# [EXERCISE PROMPT]
Images are excluded; otherwise, output every record exactly.

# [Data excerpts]
○ ○ ○ ○

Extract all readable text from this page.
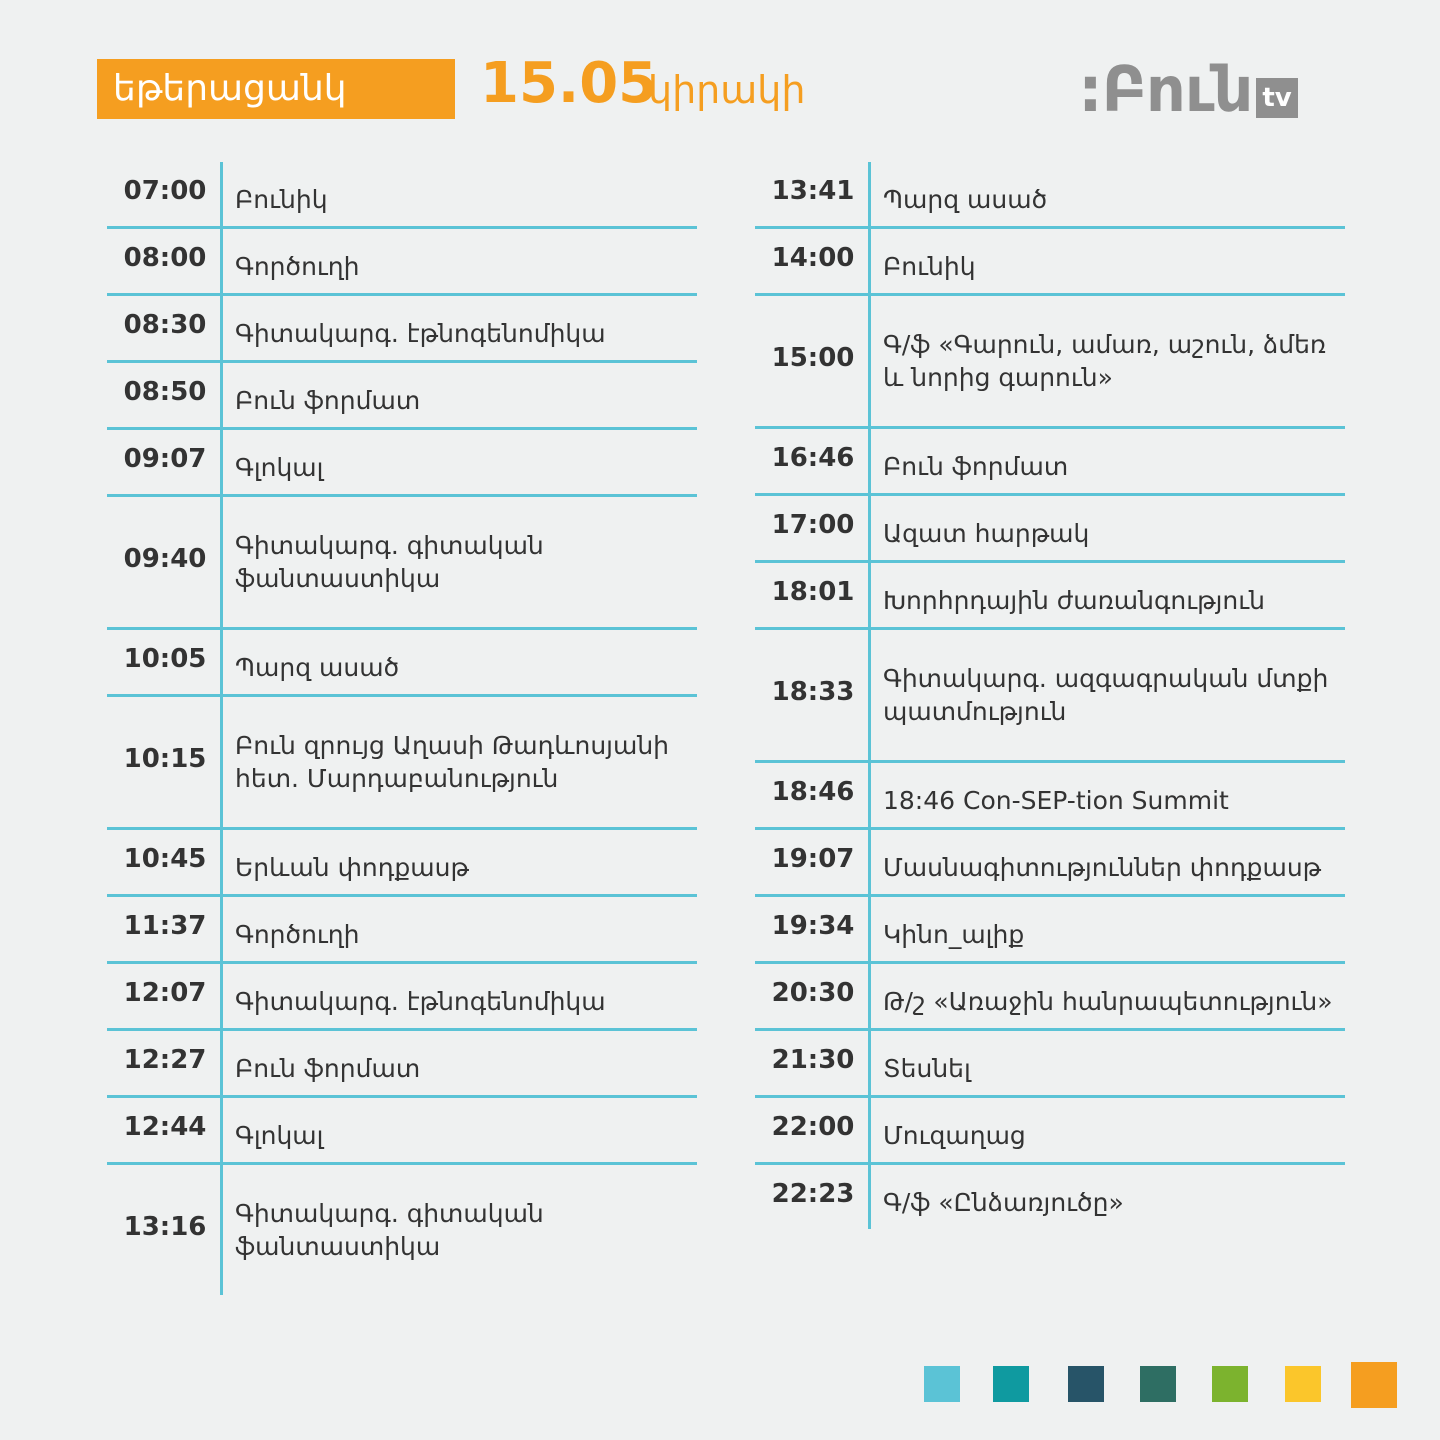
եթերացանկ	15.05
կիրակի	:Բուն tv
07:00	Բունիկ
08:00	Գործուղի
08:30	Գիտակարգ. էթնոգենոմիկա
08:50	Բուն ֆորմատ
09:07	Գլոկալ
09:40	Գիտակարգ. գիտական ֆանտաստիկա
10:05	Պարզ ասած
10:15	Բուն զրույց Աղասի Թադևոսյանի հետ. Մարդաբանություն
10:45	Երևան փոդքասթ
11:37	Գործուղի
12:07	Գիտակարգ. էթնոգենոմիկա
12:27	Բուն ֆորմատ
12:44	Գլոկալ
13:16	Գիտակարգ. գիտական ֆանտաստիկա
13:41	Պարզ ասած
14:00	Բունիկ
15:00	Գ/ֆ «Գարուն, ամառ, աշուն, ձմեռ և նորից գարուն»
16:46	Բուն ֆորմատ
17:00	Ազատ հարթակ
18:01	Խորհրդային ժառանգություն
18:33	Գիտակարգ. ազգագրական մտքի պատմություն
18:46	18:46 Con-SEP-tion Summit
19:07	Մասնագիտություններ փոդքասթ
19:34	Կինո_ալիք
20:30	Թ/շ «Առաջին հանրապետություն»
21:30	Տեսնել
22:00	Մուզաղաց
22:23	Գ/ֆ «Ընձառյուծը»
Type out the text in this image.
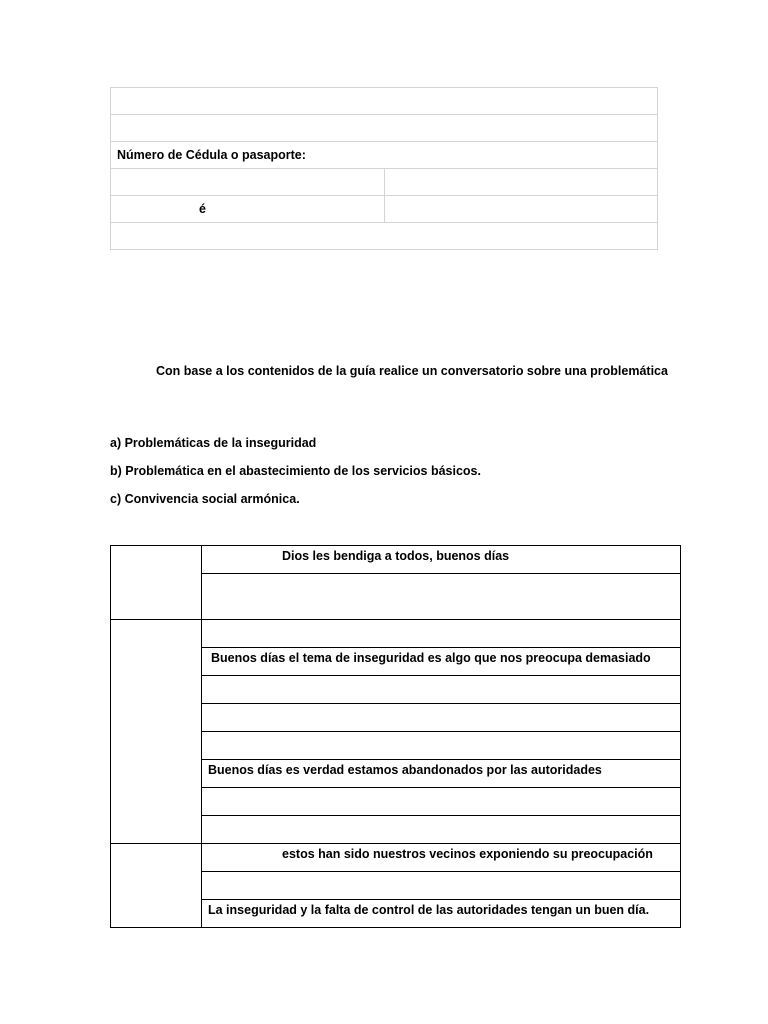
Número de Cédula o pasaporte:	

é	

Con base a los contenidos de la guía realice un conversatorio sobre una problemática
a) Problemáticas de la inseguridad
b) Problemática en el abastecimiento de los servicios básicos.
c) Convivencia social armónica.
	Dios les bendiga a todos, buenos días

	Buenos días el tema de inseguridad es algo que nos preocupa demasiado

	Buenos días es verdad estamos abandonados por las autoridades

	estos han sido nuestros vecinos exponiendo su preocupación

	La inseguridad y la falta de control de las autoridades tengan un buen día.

○ ○ ○ ○

# [EXERCISE OUTPUT]
Extract all readable text from this page.
եթերացանկ	15.05
կիրակի	:Բուն tv
07:00	Բունիկ
08:00	Գործուղի
08:30	Գիտակարգ. էթնոգենոմիկա
08:50	Բուն ֆորմատ
09:07	Գլոկալ
09:40	Գիտակարգ. գիտական ֆանտաստիկա
10:05	Պարզ ասած
10:15	Բուն զրույց Աղասի Թադևոսյանի հետ. Մարդաբանություն
10:45	Երևան փոդքասթ
11:37	Գործուղի
12:07	Գիտակարգ. էթնոգենոմիկա
12:27	Բուն ֆորմատ
12:44	Գլոկալ
13:16	Գիտակարգ. գիտական ֆանտաստիկա
13:41	Պարզ ասած
14:00	Բունիկ
15:00	Գ/ֆ «Գարուն, ամառ, աշուն, ձմեռ և նորից գարուն»
16:46	Բուն ֆորմատ
17:00	Ազատ հարթակ
18:01	Խորհրդային ժառանգություն
18:33	Գիտակարգ. ազգագրական մտքի պատմություն
18:46	18:46 Con-SEP-tion Summit
19:07	Մասնագիտություններ փոդքասթ
19:34	Կինո_ալիք
20:30	Թ/շ «Առաջին հանրապետություն»
21:30	Տեսնել
22:00	Մուզաղաց
22:23	Գ/ֆ «Ընձառյուծը»
Type out the text in this image.
Número de Cédula o pasaporte:	

é	

Con base a los contenidos de la guía realice un conversatorio sobre una problemática
a) Problemáticas de la inseguridad
b) Problemática en el abastecimiento de los servicios básicos.
c) Convivencia social armónica.
	Dios les bendiga a todos, buenos días

	Buenos días el tema de inseguridad es algo que nos preocupa demasiado

	Buenos días es verdad estamos abandonados por las autoridades

	estos han sido nuestros vecinos exponiendo su preocupación

	La inseguridad y la falta de control de las autoridades tengan un buen día.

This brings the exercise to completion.